### Exercise data

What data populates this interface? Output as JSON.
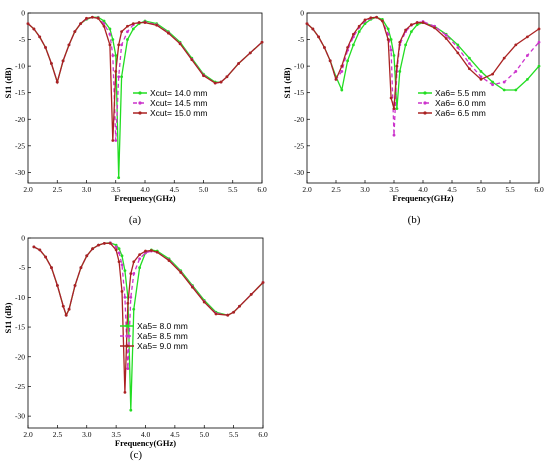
{
  "chart_data": [
    {
      "type": "line",
      "caption": "(a)",
      "xlabel": "Frequency(GHz)",
      "ylabel": "S11 (dB)",
      "xlim": [
        2.0,
        6.0
      ],
      "ylim": [
        -32,
        0
      ],
      "xticks": [
        "2.0",
        "2.5",
        "3.0",
        "3.5",
        "4.0",
        "4.5",
        "5.0",
        "5.5",
        "6.0"
      ],
      "yticks": [
        "0",
        "-5",
        "-10",
        "-15",
        "-20",
        "-25",
        "-30"
      ],
      "legend_position": "center-right",
      "x": [
        2.0,
        2.1,
        2.2,
        2.3,
        2.4,
        2.5,
        2.6,
        2.7,
        2.8,
        2.9,
        3.0,
        3.1,
        3.2,
        3.3,
        3.4,
        3.45,
        3.5,
        3.55,
        3.6,
        3.7,
        3.8,
        3.9,
        4.0,
        4.2,
        4.4,
        4.6,
        4.8,
        5.0,
        5.2,
        5.3,
        5.4,
        5.6,
        5.8,
        6.0
      ],
      "series": [
        {
          "name": "Xcut= 14.0 mm",
          "color": "#22dd22",
          "dash": "",
          "values": [
            -2,
            -3,
            -4.5,
            -6.5,
            -9.5,
            -13,
            -9,
            -6,
            -3.5,
            -2,
            -1.2,
            -0.8,
            -0.8,
            -1.5,
            -3,
            -5,
            -8,
            -31,
            -12,
            -5,
            -3,
            -2,
            -1.5,
            -2,
            -3.5,
            -5.5,
            -8.5,
            -11.5,
            -13,
            -13,
            -12,
            -9.5,
            -7.5,
            -5.5
          ]
        },
        {
          "name": "Xcut= 14.5 mm",
          "color": "#cc33cc",
          "dash": "4,3",
          "values": [
            -2,
            -3,
            -4.5,
            -6.5,
            -9.5,
            -13,
            -9,
            -6,
            -3.5,
            -2,
            -1.1,
            -0.8,
            -0.9,
            -2,
            -4,
            -8,
            -24,
            -12,
            -6,
            -3.5,
            -2.2,
            -1.8,
            -1.7,
            -2.2,
            -3.7,
            -5.7,
            -8.7,
            -11.7,
            -13.2,
            -13,
            -12,
            -9.5,
            -7.5,
            -5.5
          ]
        },
        {
          "name": "Xcut= 15.0 mm",
          "color": "#aa2222",
          "dash": "",
          "values": [
            -2,
            -3,
            -4.5,
            -6.5,
            -9.5,
            -13,
            -9,
            -6,
            -3.5,
            -2,
            -1.0,
            -0.8,
            -1.0,
            -2.5,
            -6,
            -24,
            -11,
            -6,
            -3.5,
            -2.5,
            -2,
            -1.8,
            -1.8,
            -2.3,
            -3.8,
            -5.8,
            -8.8,
            -11.8,
            -13.2,
            -13,
            -12,
            -9.5,
            -7.5,
            -5.5
          ]
        }
      ]
    },
    {
      "type": "line",
      "caption": "(b)",
      "xlabel": "Frequency(GHz)",
      "ylabel": "S11 (dB)",
      "xlim": [
        2.0,
        6.0
      ],
      "ylim": [
        -32,
        0
      ],
      "xticks": [
        "2.0",
        "2.5",
        "3.0",
        "3.5",
        "4.0",
        "4.5",
        "5.0",
        "5.5",
        "6.0"
      ],
      "yticks": [
        "0",
        "-5",
        "-10",
        "-15",
        "-20",
        "-25",
        "-30"
      ],
      "legend_position": "center-right",
      "x": [
        2.0,
        2.1,
        2.2,
        2.3,
        2.4,
        2.5,
        2.6,
        2.7,
        2.8,
        2.9,
        3.0,
        3.1,
        3.2,
        3.3,
        3.4,
        3.45,
        3.5,
        3.55,
        3.6,
        3.7,
        3.8,
        3.9,
        4.0,
        4.2,
        4.4,
        4.6,
        4.8,
        5.0,
        5.2,
        5.4,
        5.6,
        5.8,
        6.0
      ],
      "series": [
        {
          "name": "Xa6= 5.5 mm",
          "color": "#22dd22",
          "dash": "",
          "values": [
            -2,
            -3,
            -4.5,
            -6.5,
            -9,
            -12,
            -14.5,
            -9,
            -6,
            -3.5,
            -2,
            -1.2,
            -0.8,
            -1.2,
            -3,
            -5,
            -8,
            -18,
            -11,
            -6,
            -3.5,
            -2.2,
            -1.8,
            -2.5,
            -4,
            -6,
            -8.5,
            -11,
            -13,
            -14.5,
            -14.5,
            -12.5,
            -10
          ]
        },
        {
          "name": "Xa6= 6.0 mm",
          "color": "#cc33cc",
          "dash": "4,3",
          "values": [
            -2,
            -3,
            -4.5,
            -6.5,
            -9,
            -12.5,
            -11,
            -7,
            -4.5,
            -2.7,
            -1.5,
            -1,
            -0.8,
            -1.5,
            -4,
            -7,
            -23,
            -11,
            -6,
            -3.5,
            -2.3,
            -1.8,
            -1.6,
            -2.5,
            -4.2,
            -6.5,
            -9.5,
            -12,
            -13.5,
            -13,
            -11,
            -8,
            -5.5
          ]
        },
        {
          "name": "Xa6= 6.5 mm",
          "color": "#aa2222",
          "dash": "",
          "values": [
            -2,
            -3,
            -4.5,
            -6.5,
            -9,
            -12.5,
            -10,
            -6.5,
            -4,
            -2.5,
            -1.3,
            -0.9,
            -0.8,
            -1.5,
            -5,
            -16,
            -18,
            -10,
            -5.5,
            -3.2,
            -2.2,
            -1.8,
            -1.8,
            -2.8,
            -4.8,
            -7.5,
            -10.5,
            -12.5,
            -11.5,
            -8.5,
            -6,
            -4.5,
            -3
          ]
        }
      ]
    },
    {
      "type": "line",
      "caption": "(c)",
      "xlabel": "Frequency(GHz)",
      "ylabel": "S11 (dB)",
      "xlim": [
        2.0,
        6.0
      ],
      "ylim": [
        -32,
        0
      ],
      "xticks": [
        "2.0",
        "2.5",
        "3.0",
        "3.5",
        "4.0",
        "4.5",
        "5.0",
        "5.5",
        "6.0"
      ],
      "yticks": [
        "0",
        "-5",
        "-10",
        "-15",
        "-20",
        "-25",
        "-30"
      ],
      "legend_position": "center-right",
      "x": [
        2.1,
        2.2,
        2.3,
        2.4,
        2.5,
        2.6,
        2.65,
        2.7,
        2.8,
        2.9,
        3.0,
        3.1,
        3.2,
        3.3,
        3.4,
        3.5,
        3.55,
        3.6,
        3.65,
        3.7,
        3.75,
        3.8,
        3.9,
        4.0,
        4.1,
        4.2,
        4.4,
        4.6,
        4.8,
        5.0,
        5.2,
        5.4,
        5.5,
        5.6,
        5.8,
        6.0
      ],
      "series": [
        {
          "name": "Xa5= 8.0 mm",
          "color": "#22dd22",
          "dash": "",
          "values": [
            -1.5,
            -2,
            -3.2,
            -5,
            -8,
            -11.5,
            -13,
            -12,
            -8,
            -5,
            -3,
            -1.8,
            -1.2,
            -0.9,
            -0.8,
            -1.2,
            -1.8,
            -3,
            -5.5,
            -10,
            -29,
            -12,
            -5,
            -2.5,
            -2,
            -2.2,
            -3.5,
            -5.5,
            -8,
            -10.5,
            -12.5,
            -13,
            -12.5,
            -11.5,
            -9.5,
            -7.5
          ]
        },
        {
          "name": "Xa5= 8.5 mm",
          "color": "#cc33cc",
          "dash": "4,3",
          "values": [
            -1.5,
            -2,
            -3.2,
            -5,
            -8,
            -11.5,
            -13,
            -12,
            -8,
            -5,
            -3,
            -1.8,
            -1.2,
            -0.9,
            -0.8,
            -1.5,
            -2.5,
            -4.5,
            -10,
            -22,
            -10,
            -6,
            -3.5,
            -2.5,
            -2.2,
            -2.4,
            -3.7,
            -5.7,
            -8.2,
            -10.7,
            -12.7,
            -13,
            -12.5,
            -11.5,
            -9.5,
            -7.5
          ]
        },
        {
          "name": "Xa5= 9.0 mm",
          "color": "#aa2222",
          "dash": "",
          "values": [
            -1.5,
            -2,
            -3.2,
            -5,
            -8,
            -11.5,
            -13,
            -12,
            -8,
            -5,
            -3,
            -1.8,
            -1.2,
            -0.9,
            -0.9,
            -2,
            -4,
            -9,
            -26,
            -11,
            -6,
            -4,
            -2.8,
            -2.2,
            -2.1,
            -2.4,
            -3.8,
            -5.8,
            -8.3,
            -10.8,
            -12.8,
            -13,
            -12.5,
            -11.5,
            -9.5,
            -7.5
          ]
        }
      ]
    }
  ]
}
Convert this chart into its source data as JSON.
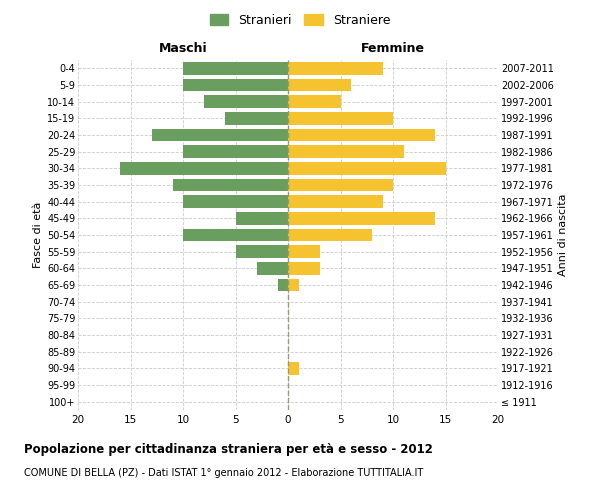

######

| Set problem |
Check each line above for the word "name", and copy the lines where it appears.

| Exercise result |
          "name": "Xcut= 14.0 mm",
          "name": "Xcut= 14.5 mm",
          "name": "Xcut= 15.0 mm",
          "name": "Xa6= 5.5 mm",
          "name": "Xa6= 6.0 mm",
          "name": "Xa6= 6.5 mm",
          "name": "Xa5= 8.0 mm",
          "name": "Xa5= 8.5 mm",
          "name": "Xa5= 9.0 mm",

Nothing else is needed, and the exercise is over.